__Exercise requirements__:
Go through the data below. Pull out every line that has the word "Give".

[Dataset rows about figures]
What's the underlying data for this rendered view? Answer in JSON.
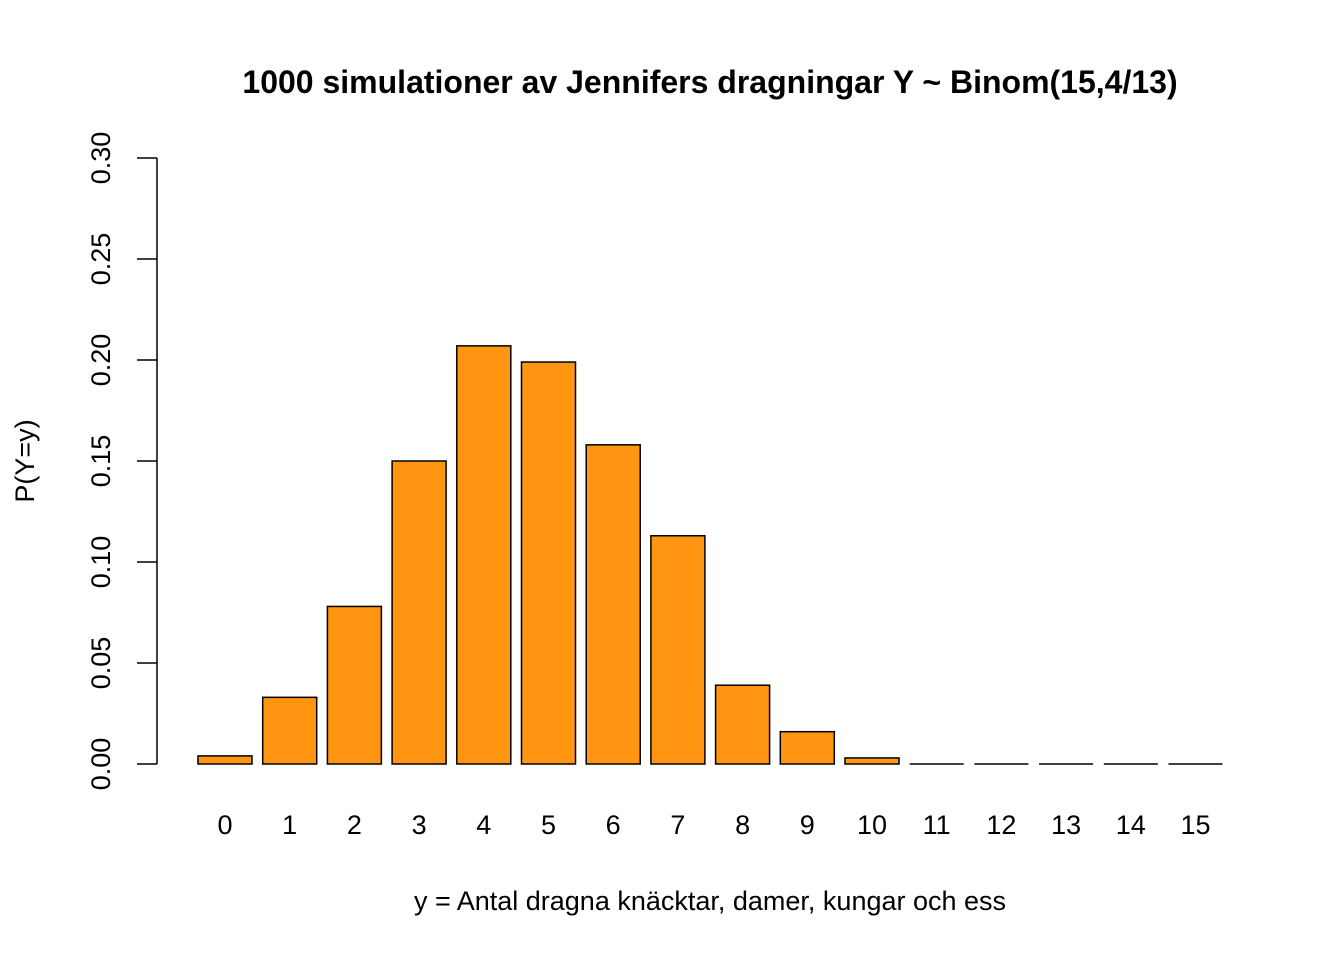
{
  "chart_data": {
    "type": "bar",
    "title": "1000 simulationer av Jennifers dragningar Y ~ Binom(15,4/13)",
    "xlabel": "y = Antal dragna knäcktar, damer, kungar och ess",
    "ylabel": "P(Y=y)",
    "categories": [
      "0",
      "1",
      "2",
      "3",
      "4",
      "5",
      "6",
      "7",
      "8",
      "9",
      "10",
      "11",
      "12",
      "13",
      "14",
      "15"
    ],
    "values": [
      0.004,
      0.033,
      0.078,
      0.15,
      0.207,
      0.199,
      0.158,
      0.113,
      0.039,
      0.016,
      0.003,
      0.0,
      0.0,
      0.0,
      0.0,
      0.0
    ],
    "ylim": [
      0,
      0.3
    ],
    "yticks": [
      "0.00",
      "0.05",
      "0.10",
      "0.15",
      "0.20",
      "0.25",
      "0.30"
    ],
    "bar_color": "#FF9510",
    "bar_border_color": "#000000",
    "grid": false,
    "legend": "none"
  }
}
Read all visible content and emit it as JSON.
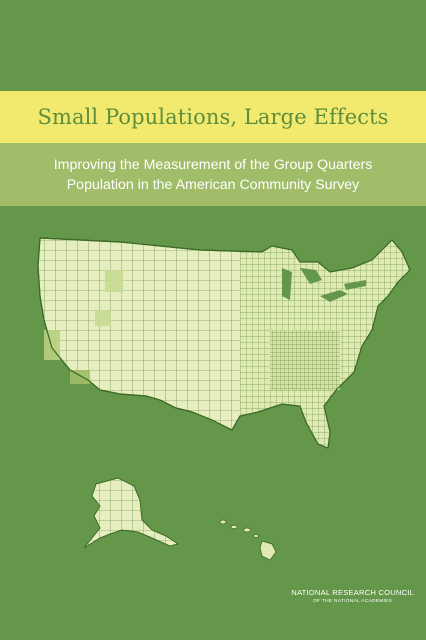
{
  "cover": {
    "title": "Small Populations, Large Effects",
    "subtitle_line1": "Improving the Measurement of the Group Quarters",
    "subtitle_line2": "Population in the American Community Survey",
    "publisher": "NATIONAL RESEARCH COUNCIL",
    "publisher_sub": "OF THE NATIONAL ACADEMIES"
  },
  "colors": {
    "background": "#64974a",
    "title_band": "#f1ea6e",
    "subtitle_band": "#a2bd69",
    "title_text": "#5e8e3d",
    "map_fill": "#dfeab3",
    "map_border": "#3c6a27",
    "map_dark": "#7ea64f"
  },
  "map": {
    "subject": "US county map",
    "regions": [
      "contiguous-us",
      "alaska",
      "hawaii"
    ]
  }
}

--

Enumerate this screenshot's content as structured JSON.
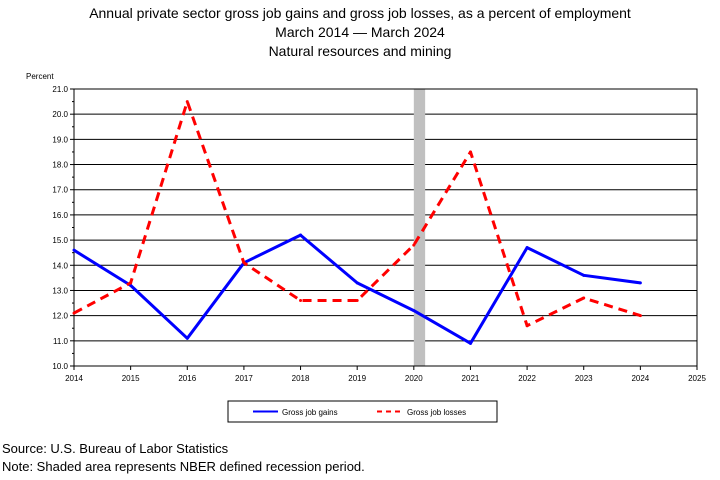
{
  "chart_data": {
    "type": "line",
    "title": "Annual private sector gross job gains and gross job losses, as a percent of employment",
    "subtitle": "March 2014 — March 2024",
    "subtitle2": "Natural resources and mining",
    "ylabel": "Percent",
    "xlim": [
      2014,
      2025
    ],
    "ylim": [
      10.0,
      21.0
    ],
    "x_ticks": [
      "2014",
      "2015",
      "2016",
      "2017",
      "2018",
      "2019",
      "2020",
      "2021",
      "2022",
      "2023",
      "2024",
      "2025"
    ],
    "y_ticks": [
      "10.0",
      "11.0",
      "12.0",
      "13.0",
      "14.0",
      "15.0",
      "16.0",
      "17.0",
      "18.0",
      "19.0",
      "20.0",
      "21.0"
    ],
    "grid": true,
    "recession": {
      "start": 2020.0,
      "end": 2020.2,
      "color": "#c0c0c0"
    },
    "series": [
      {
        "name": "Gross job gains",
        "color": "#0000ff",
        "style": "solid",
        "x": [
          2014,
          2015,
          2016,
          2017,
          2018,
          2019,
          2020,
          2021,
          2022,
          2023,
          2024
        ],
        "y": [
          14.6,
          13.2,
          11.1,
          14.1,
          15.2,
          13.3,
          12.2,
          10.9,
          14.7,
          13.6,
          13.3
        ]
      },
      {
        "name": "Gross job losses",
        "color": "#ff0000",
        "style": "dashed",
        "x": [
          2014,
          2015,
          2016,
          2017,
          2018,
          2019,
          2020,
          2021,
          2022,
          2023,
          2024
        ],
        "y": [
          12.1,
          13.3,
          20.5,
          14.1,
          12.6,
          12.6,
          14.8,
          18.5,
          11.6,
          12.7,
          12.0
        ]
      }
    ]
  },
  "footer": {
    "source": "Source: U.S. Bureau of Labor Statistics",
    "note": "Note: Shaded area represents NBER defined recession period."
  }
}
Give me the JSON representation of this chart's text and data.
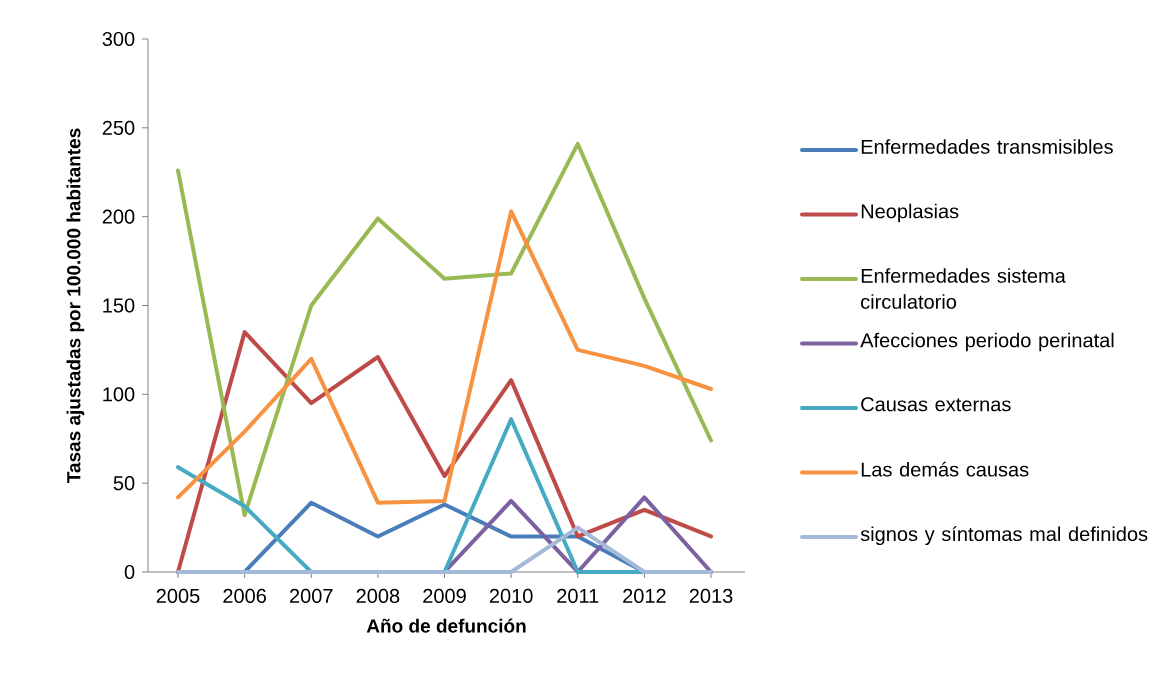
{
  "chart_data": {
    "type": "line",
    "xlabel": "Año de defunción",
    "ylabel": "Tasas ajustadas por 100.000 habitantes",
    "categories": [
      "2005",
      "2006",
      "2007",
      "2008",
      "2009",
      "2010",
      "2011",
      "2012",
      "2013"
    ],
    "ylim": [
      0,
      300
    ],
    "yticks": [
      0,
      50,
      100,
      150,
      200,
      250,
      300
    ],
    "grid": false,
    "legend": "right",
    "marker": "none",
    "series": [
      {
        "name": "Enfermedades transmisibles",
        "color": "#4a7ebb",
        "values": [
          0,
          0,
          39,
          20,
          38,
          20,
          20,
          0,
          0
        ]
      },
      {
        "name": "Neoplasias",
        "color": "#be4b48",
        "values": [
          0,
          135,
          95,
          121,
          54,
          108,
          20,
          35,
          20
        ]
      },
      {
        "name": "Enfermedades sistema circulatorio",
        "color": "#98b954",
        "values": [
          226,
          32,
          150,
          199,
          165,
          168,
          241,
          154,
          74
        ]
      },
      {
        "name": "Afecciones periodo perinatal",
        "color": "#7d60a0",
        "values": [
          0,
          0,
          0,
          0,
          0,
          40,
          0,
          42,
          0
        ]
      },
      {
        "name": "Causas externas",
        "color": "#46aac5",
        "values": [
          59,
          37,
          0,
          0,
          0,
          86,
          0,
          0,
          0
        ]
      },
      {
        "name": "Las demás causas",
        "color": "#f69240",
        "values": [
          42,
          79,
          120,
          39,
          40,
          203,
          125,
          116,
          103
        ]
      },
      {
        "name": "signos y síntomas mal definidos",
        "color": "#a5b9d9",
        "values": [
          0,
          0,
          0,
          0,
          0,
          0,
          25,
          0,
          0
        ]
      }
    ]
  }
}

* * *

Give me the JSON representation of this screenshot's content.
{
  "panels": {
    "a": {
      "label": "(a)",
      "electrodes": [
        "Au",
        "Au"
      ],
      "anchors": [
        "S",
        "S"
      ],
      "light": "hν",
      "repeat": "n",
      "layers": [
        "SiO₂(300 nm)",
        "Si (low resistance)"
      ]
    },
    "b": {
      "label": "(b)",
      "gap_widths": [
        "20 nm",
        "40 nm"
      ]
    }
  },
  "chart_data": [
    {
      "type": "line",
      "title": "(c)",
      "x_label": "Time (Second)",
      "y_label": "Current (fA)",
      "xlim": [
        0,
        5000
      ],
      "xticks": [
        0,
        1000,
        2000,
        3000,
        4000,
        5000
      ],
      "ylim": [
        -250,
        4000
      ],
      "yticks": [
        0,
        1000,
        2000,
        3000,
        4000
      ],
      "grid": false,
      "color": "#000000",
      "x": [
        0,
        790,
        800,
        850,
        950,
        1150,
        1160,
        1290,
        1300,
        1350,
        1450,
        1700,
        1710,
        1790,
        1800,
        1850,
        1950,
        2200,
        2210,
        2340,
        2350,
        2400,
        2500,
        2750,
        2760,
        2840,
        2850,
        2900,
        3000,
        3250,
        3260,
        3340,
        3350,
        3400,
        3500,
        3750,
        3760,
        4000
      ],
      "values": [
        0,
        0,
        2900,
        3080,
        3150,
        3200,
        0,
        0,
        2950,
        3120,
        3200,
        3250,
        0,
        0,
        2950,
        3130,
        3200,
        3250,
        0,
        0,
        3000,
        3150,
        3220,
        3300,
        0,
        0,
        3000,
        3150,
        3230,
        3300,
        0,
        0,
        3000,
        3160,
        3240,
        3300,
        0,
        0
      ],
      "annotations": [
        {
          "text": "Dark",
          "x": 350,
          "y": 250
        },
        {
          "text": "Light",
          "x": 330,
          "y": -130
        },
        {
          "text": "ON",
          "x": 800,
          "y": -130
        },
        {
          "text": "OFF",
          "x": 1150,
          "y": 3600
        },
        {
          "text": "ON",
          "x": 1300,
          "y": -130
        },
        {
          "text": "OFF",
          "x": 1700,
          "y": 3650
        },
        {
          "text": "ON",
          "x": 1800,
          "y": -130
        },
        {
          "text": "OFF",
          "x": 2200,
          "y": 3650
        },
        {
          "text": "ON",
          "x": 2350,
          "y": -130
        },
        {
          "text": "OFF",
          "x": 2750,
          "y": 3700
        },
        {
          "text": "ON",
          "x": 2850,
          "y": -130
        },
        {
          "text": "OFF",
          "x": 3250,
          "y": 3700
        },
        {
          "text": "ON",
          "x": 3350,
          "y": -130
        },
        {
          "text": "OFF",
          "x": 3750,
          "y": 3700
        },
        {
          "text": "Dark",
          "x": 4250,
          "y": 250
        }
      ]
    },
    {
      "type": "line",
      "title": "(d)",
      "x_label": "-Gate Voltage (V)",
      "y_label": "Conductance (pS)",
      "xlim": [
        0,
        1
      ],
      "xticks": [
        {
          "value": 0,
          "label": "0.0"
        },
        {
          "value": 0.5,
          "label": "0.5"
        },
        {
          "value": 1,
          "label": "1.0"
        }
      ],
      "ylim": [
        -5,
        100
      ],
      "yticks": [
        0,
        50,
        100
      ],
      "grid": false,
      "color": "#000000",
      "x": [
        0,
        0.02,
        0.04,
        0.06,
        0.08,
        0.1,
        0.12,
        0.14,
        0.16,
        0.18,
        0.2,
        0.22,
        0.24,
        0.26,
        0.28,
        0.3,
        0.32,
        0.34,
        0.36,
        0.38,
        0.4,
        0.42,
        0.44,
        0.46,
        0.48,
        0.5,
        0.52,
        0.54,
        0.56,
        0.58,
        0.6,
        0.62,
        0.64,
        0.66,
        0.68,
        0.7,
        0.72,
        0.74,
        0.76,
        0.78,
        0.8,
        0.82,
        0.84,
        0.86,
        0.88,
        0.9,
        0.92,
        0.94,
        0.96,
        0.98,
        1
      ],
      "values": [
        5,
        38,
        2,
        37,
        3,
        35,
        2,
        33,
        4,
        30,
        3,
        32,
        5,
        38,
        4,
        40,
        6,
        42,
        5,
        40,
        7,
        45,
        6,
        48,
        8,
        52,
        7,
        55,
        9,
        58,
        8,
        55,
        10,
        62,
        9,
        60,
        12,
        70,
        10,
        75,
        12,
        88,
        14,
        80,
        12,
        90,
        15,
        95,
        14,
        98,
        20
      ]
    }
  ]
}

__Response to the task__:
Give me the JSON representation of this chart's text and data.
Give me the JSON representation of this screenshot's content.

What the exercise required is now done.